> Short exercise
The records below are to be repeated in full, exactly as they are.

======== The input ========

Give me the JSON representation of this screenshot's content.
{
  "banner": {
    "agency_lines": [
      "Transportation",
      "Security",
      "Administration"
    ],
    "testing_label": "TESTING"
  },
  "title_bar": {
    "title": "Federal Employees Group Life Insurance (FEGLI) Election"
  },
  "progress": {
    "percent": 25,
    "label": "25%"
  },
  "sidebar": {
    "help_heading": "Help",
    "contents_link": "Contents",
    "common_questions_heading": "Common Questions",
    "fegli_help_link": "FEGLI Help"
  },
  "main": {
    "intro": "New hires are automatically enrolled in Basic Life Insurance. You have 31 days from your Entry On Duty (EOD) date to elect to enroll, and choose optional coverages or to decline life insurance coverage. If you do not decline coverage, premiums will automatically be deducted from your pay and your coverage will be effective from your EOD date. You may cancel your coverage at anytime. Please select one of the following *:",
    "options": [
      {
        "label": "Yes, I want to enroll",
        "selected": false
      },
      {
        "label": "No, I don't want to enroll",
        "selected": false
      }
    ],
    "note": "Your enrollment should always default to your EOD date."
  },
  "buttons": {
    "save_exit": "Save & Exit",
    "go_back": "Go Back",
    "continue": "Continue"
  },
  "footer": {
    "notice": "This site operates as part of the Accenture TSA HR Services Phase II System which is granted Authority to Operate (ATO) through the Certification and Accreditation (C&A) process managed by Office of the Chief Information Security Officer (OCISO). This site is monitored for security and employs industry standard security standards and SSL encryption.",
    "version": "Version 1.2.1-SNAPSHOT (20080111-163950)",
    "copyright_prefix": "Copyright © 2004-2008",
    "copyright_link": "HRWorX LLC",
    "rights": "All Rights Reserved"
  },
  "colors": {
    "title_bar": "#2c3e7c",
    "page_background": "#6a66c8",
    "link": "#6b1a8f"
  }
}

========

> Written response
Give me the JSON representation of this screenshot's content.
{
  "banner": {
    "agency_lines": [
      "Transportation",
      "Security",
      "Administration"
    ],
    "testing_label": "TESTING"
  },
  "title_bar": {
    "title": "Federal Employees Group Life Insurance (FEGLI) Election"
  },
  "progress": {
    "percent": 25,
    "label": "25%"
  },
  "sidebar": {
    "help_heading": "Help",
    "contents_link": "Contents",
    "common_questions_heading": "Common Questions",
    "fegli_help_link": "FEGLI Help"
  },
  "main": {
    "intro": "New hires are automatically enrolled in Basic Life Insurance. You have 31 days from your Entry On Duty (EOD) date to elect to enroll, and choose optional coverages or to decline life insurance coverage. If you do not decline coverage, premiums will automatically be deducted from your pay and your coverage will be effective from your EOD date. You may cancel your coverage at anytime. Please select one of the following *:",
    "options": [
      {
        "label": "Yes, I want to enroll",
        "selected": false
      },
      {
        "label": "No, I don't want to enroll",
        "selected": false
      }
    ],
    "note": "Your enrollment should always default to your EOD date."
  },
  "buttons": {
    "save_exit": "Save & Exit",
    "go_back": "Go Back",
    "continue": "Continue"
  },
  "footer": {
    "notice": "This site operates as part of the Accenture TSA HR Services Phase II System which is granted Authority to Operate (ATO) through the Certification and Accreditation (C&A) process managed by Office of the Chief Information Security Officer (OCISO). This site is monitored for security and employs industry standard security standards and SSL encryption.",
    "version": "Version 1.2.1-SNAPSHOT (20080111-163950)",
    "copyright_prefix": "Copyright © 2004-2008",
    "copyright_link": "HRWorX LLC",
    "rights": "All Rights Reserved"
  },
  "colors": {
    "title_bar": "#2c3e7c",
    "page_background": "#6a66c8",
    "link": "#6b1a8f"
  }
}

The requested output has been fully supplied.